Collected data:
※

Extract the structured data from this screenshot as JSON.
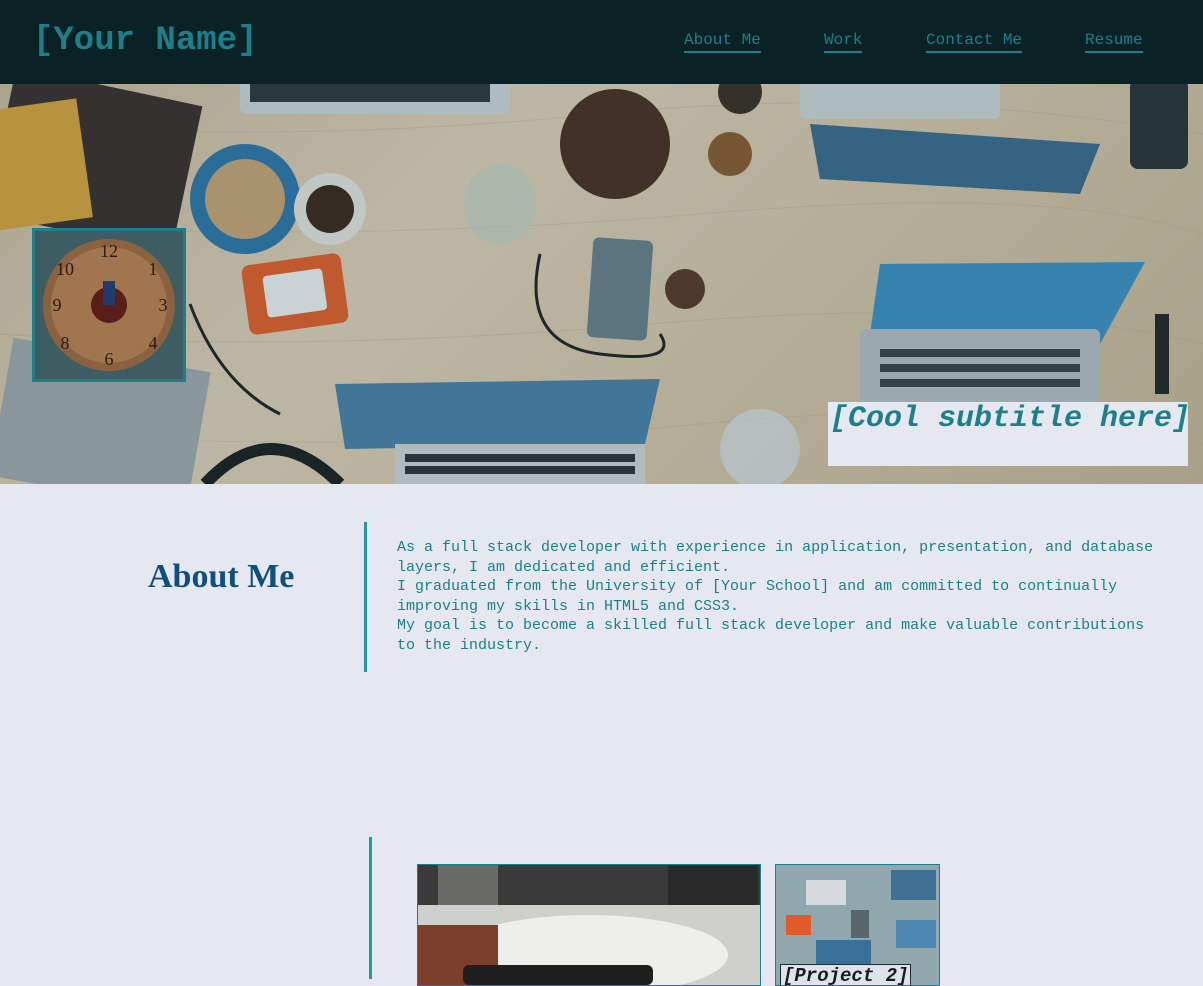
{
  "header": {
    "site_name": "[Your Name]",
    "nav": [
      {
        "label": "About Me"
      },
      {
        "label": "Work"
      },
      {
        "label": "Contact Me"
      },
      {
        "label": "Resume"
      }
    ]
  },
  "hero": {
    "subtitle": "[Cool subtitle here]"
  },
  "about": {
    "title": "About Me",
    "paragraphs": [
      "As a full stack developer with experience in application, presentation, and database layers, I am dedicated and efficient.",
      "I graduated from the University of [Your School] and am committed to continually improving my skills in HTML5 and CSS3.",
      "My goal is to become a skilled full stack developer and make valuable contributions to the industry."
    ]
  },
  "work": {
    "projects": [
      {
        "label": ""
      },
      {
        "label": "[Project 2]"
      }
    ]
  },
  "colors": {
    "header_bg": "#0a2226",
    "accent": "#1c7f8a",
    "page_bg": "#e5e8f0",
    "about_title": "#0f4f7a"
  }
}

※

Restate each line of the records exactly; pictures do not belong in the copy.

Result of the task:
Extract the structured data from this screenshot as JSON.
{
  "header": {
    "site_name": "[Your Name]",
    "nav": [
      {
        "label": "About Me"
      },
      {
        "label": "Work"
      },
      {
        "label": "Contact Me"
      },
      {
        "label": "Resume"
      }
    ]
  },
  "hero": {
    "subtitle": "[Cool subtitle here]"
  },
  "about": {
    "title": "About Me",
    "paragraphs": [
      "As a full stack developer with experience in application, presentation, and database layers, I am dedicated and efficient.",
      "I graduated from the University of [Your School] and am committed to continually improving my skills in HTML5 and CSS3.",
      "My goal is to become a skilled full stack developer and make valuable contributions to the industry."
    ]
  },
  "work": {
    "projects": [
      {
        "label": ""
      },
      {
        "label": "[Project 2]"
      }
    ]
  },
  "colors": {
    "header_bg": "#0a2226",
    "accent": "#1c7f8a",
    "page_bg": "#e5e8f0",
    "about_title": "#0f4f7a"
  }
}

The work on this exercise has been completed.